Your objective:
In this exercise, reproduce all the entries that follow exactly.

BEGIN Information supplied

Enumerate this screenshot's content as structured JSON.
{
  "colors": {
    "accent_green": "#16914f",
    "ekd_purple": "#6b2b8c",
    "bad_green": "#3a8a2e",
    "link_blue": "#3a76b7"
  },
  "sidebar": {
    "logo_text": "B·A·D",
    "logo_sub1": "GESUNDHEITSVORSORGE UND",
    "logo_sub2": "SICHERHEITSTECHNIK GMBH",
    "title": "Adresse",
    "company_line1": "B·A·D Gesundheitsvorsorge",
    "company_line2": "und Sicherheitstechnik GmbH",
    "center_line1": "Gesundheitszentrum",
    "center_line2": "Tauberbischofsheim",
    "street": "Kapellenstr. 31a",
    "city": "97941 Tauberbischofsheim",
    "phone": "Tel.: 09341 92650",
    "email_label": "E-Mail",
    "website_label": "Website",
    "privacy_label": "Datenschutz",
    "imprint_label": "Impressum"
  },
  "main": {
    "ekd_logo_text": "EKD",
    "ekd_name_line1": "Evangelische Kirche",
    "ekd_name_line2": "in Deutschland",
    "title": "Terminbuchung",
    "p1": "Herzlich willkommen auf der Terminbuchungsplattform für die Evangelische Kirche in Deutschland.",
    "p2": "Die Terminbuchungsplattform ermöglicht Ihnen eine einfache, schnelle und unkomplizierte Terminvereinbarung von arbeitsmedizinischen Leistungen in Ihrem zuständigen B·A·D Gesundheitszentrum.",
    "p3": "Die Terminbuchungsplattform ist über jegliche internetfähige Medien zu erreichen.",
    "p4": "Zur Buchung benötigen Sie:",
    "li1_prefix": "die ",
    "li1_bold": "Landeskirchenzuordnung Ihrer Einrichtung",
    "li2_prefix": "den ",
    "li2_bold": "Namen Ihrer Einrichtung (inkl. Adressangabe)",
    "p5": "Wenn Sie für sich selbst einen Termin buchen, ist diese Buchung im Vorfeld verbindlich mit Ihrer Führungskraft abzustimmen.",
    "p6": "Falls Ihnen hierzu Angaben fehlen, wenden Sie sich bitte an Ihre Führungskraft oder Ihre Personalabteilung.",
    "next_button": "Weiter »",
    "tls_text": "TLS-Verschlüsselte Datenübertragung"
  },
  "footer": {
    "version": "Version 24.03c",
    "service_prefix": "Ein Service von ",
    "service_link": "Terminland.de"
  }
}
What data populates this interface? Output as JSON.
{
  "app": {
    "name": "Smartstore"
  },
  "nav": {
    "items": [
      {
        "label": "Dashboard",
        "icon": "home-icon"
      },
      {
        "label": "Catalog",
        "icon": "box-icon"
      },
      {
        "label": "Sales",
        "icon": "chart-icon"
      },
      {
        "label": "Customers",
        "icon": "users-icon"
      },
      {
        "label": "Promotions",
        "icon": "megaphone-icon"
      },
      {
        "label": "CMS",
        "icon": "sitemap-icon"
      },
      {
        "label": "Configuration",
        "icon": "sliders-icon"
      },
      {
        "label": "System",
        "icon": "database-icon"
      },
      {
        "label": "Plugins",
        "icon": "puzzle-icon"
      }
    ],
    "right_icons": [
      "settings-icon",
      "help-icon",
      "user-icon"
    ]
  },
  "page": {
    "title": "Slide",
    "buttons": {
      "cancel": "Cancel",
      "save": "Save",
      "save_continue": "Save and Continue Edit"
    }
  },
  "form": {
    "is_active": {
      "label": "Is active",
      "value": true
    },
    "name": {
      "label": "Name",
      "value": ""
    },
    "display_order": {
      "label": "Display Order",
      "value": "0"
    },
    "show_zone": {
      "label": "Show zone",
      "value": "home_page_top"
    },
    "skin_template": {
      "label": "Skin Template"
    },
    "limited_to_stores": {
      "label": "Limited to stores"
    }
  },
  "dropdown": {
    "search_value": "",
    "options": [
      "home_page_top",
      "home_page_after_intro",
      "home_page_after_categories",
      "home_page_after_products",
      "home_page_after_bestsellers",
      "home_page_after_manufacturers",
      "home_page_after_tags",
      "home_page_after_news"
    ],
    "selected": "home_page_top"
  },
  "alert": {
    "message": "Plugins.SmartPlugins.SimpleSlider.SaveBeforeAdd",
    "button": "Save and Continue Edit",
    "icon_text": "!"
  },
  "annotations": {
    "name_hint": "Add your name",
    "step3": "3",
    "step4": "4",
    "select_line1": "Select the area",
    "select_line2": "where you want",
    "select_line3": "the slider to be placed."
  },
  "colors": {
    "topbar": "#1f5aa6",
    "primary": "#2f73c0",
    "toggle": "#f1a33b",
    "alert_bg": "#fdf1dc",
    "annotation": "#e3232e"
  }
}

END Information supplied

Correct result:
Enumerate this screenshot's content as structured JSON.
{
  "colors": {
    "accent_green": "#16914f",
    "ekd_purple": "#6b2b8c",
    "bad_green": "#3a8a2e",
    "link_blue": "#3a76b7"
  },
  "sidebar": {
    "logo_text": "B·A·D",
    "logo_sub1": "GESUNDHEITSVORSORGE UND",
    "logo_sub2": "SICHERHEITSTECHNIK GMBH",
    "title": "Adresse",
    "company_line1": "B·A·D Gesundheitsvorsorge",
    "company_line2": "und Sicherheitstechnik GmbH",
    "center_line1": "Gesundheitszentrum",
    "center_line2": "Tauberbischofsheim",
    "street": "Kapellenstr. 31a",
    "city": "97941 Tauberbischofsheim",
    "phone": "Tel.: 09341 92650",
    "email_label": "E-Mail",
    "website_label": "Website",
    "privacy_label": "Datenschutz",
    "imprint_label": "Impressum"
  },
  "main": {
    "ekd_logo_text": "EKD",
    "ekd_name_line1": "Evangelische Kirche",
    "ekd_name_line2": "in Deutschland",
    "title": "Terminbuchung",
    "p1": "Herzlich willkommen auf der Terminbuchungsplattform für die Evangelische Kirche in Deutschland.",
    "p2": "Die Terminbuchungsplattform ermöglicht Ihnen eine einfache, schnelle und unkomplizierte Terminvereinbarung von arbeitsmedizinischen Leistungen in Ihrem zuständigen B·A·D Gesundheitszentrum.",
    "p3": "Die Terminbuchungsplattform ist über jegliche internetfähige Medien zu erreichen.",
    "p4": "Zur Buchung benötigen Sie:",
    "li1_prefix": "die ",
    "li1_bold": "Landeskirchenzuordnung Ihrer Einrichtung",
    "li2_prefix": "den ",
    "li2_bold": "Namen Ihrer Einrichtung (inkl. Adressangabe)",
    "p5": "Wenn Sie für sich selbst einen Termin buchen, ist diese Buchung im Vorfeld verbindlich mit Ihrer Führungskraft abzustimmen.",
    "p6": "Falls Ihnen hierzu Angaben fehlen, wenden Sie sich bitte an Ihre Führungskraft oder Ihre Personalabteilung.",
    "next_button": "Weiter »",
    "tls_text": "TLS-Verschlüsselte Datenübertragung"
  },
  "footer": {
    "version": "Version 24.03c",
    "service_prefix": "Ein Service von ",
    "service_link": "Terminland.de"
  }
}
What data populates this interface? Output as JSON.
{
  "app": {
    "name": "Smartstore"
  },
  "nav": {
    "items": [
      {
        "label": "Dashboard",
        "icon": "home-icon"
      },
      {
        "label": "Catalog",
        "icon": "box-icon"
      },
      {
        "label": "Sales",
        "icon": "chart-icon"
      },
      {
        "label": "Customers",
        "icon": "users-icon"
      },
      {
        "label": "Promotions",
        "icon": "megaphone-icon"
      },
      {
        "label": "CMS",
        "icon": "sitemap-icon"
      },
      {
        "label": "Configuration",
        "icon": "sliders-icon"
      },
      {
        "label": "System",
        "icon": "database-icon"
      },
      {
        "label": "Plugins",
        "icon": "puzzle-icon"
      }
    ],
    "right_icons": [
      "settings-icon",
      "help-icon",
      "user-icon"
    ]
  },
  "page": {
    "title": "Slide",
    "buttons": {
      "cancel": "Cancel",
      "save": "Save",
      "save_continue": "Save and Continue Edit"
    }
  },
  "form": {
    "is_active": {
      "label": "Is active",
      "value": true
    },
    "name": {
      "label": "Name",
      "value": ""
    },
    "display_order": {
      "label": "Display Order",
      "value": "0"
    },
    "show_zone": {
      "label": "Show zone",
      "value": "home_page_top"
    },
    "skin_template": {
      "label": "Skin Template"
    },
    "limited_to_stores": {
      "label": "Limited to stores"
    }
  },
  "dropdown": {
    "search_value": "",
    "options": [
      "home_page_top",
      "home_page_after_intro",
      "home_page_after_categories",
      "home_page_after_products",
      "home_page_after_bestsellers",
      "home_page_after_manufacturers",
      "home_page_after_tags",
      "home_page_after_news"
    ],
    "selected": "home_page_top"
  },
  "alert": {
    "message": "Plugins.SmartPlugins.SimpleSlider.SaveBeforeAdd",
    "button": "Save and Continue Edit",
    "icon_text": "!"
  },
  "annotations": {
    "name_hint": "Add your name",
    "step3": "3",
    "step4": "4",
    "select_line1": "Select the area",
    "select_line2": "where you want",
    "select_line3": "the slider to be placed."
  },
  "colors": {
    "topbar": "#1f5aa6",
    "primary": "#2f73c0",
    "toggle": "#f1a33b",
    "alert_bg": "#fdf1dc",
    "annotation": "#e3232e"
  }
}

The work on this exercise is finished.